- [What is needed]:
From the records below, extract all the text exactly and leave the images behind.

Stored records:

┄┄┄┄┄┄┄┄┄┄┄┄┄┄┄┄┄┄┄┄

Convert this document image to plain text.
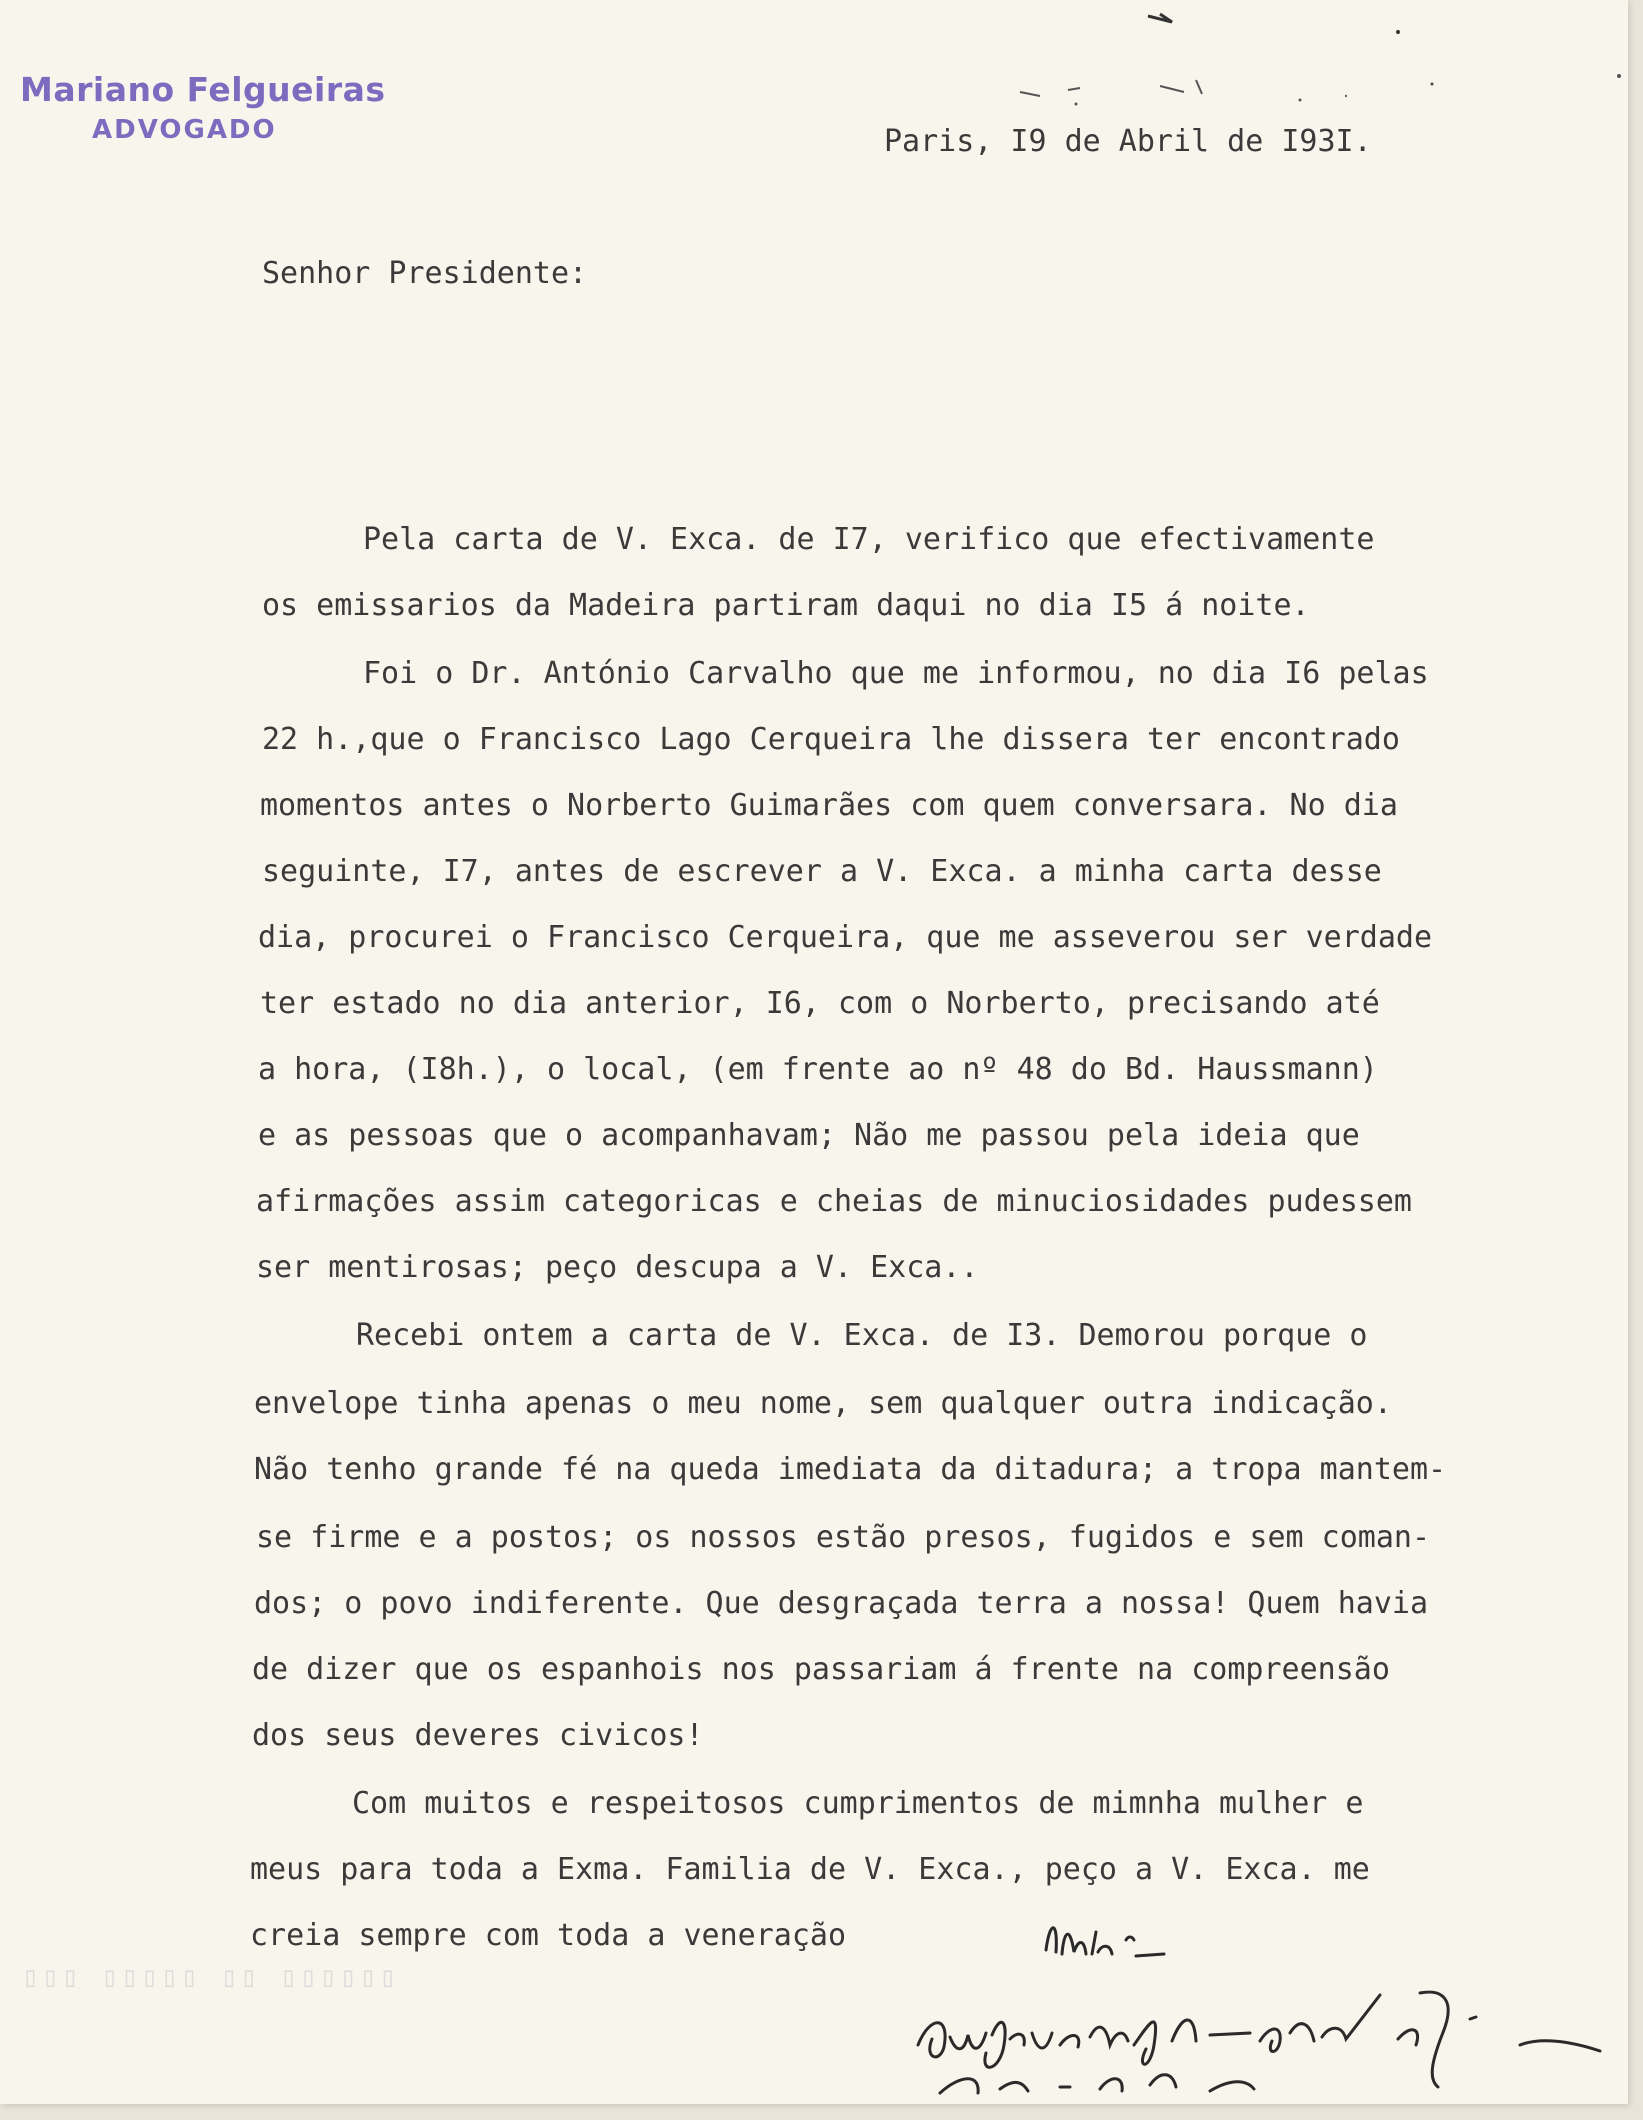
Mariano Felgueiras
ADVOGADO	Paris, I9 de Abril de I93I.
Senhor Presidente:
Pela carta de V. Exca. de I7, verifico que efectivamente
os emissarios da Madeira partiram daqui no dia I5 á noite.
Foi o Dr. António Carvalho que me informou, no dia I6 pelas
22 h.,que o Francisco Lago Cerqueira lhe dissera ter encontrado
momentos antes o Norberto Guimarães com quem conversara. No dia
seguinte, I7, antes de escrever a V. Exca. a minha carta desse
dia, procurei o Francisco Cerqueira, que me asseverou ser verdade
ter estado no dia anterior, I6, com o Norberto, precisando até
a hora, (I8h.), o local, (em frente ao nº 48 do Bd. Haussmann)
e as pessoas que o acompanhavam; Não me passou pela ideia que
afirmações assim categoricas e cheias de minuciosidades pudessem
ser mentirosas; peço descupa a V. Exca..
Recebi ontem a carta de V. Exca. de I3. Demorou porque o
envelope tinha apenas o meu nome, sem qualquer outra indicação.
Não tenho grande fé na queda imediata da ditadura; a tropa mantem-
se firme e a postos; os nossos estão presos, fugidos e sem coman-
dos; o povo indiferente. Que desgraçada terra a nossa! Quem havia
de dizer que os espanhois nos passariam á frente na compreensão
dos seus deveres civicos!
Com muitos e respeitosos cumprimentos de mimnha mulher e
meus para toda a Exma. Familia de V. Exca., peço a V. Exca. me
creia sempre com toda a veneração
▯▯▯ ▯▯▯▯▯ ▯▯ ▯▯▯▯▯▯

┄┄┄┄┄┄┄┄┄┄┄┄┄┄┄┄┄┄┄┄

- [Correct output]:
Convert this document image to plain text.
Mariano Felgueiras
ADVOGADO	Paris, I9 de Abril de I93I.
Senhor Presidente:
Pela carta de V. Exca. de I7, verifico que efectivamente
os emissarios da Madeira partiram daqui no dia I5 á noite.
Foi o Dr. António Carvalho que me informou, no dia I6 pelas
22 h.,que o Francisco Lago Cerqueira lhe dissera ter encontrado
momentos antes o Norberto Guimarães com quem conversara. No dia
seguinte, I7, antes de escrever a V. Exca. a minha carta desse
dia, procurei o Francisco Cerqueira, que me asseverou ser verdade
ter estado no dia anterior, I6, com o Norberto, precisando até
a hora, (I8h.), o local, (em frente ao nº 48 do Bd. Haussmann)
e as pessoas que o acompanhavam; Não me passou pela ideia que
afirmações assim categoricas e cheias de minuciosidades pudessem
ser mentirosas; peço descupa a V. Exca..
Recebi ontem a carta de V. Exca. de I3. Demorou porque o
envelope tinha apenas o meu nome, sem qualquer outra indicação.
Não tenho grande fé na queda imediata da ditadura; a tropa mantem-
se firme e a postos; os nossos estão presos, fugidos e sem coman-
dos; o povo indiferente. Que desgraçada terra a nossa! Quem havia
de dizer que os espanhois nos passariam á frente na compreensão
dos seus deveres civicos!
Com muitos e respeitosos cumprimentos de mimnha mulher e
meus para toda a Exma. Familia de V. Exca., peço a V. Exca. me
creia sempre com toda a veneração
▯▯▯ ▯▯▯▯▯ ▯▯ ▯▯▯▯▯▯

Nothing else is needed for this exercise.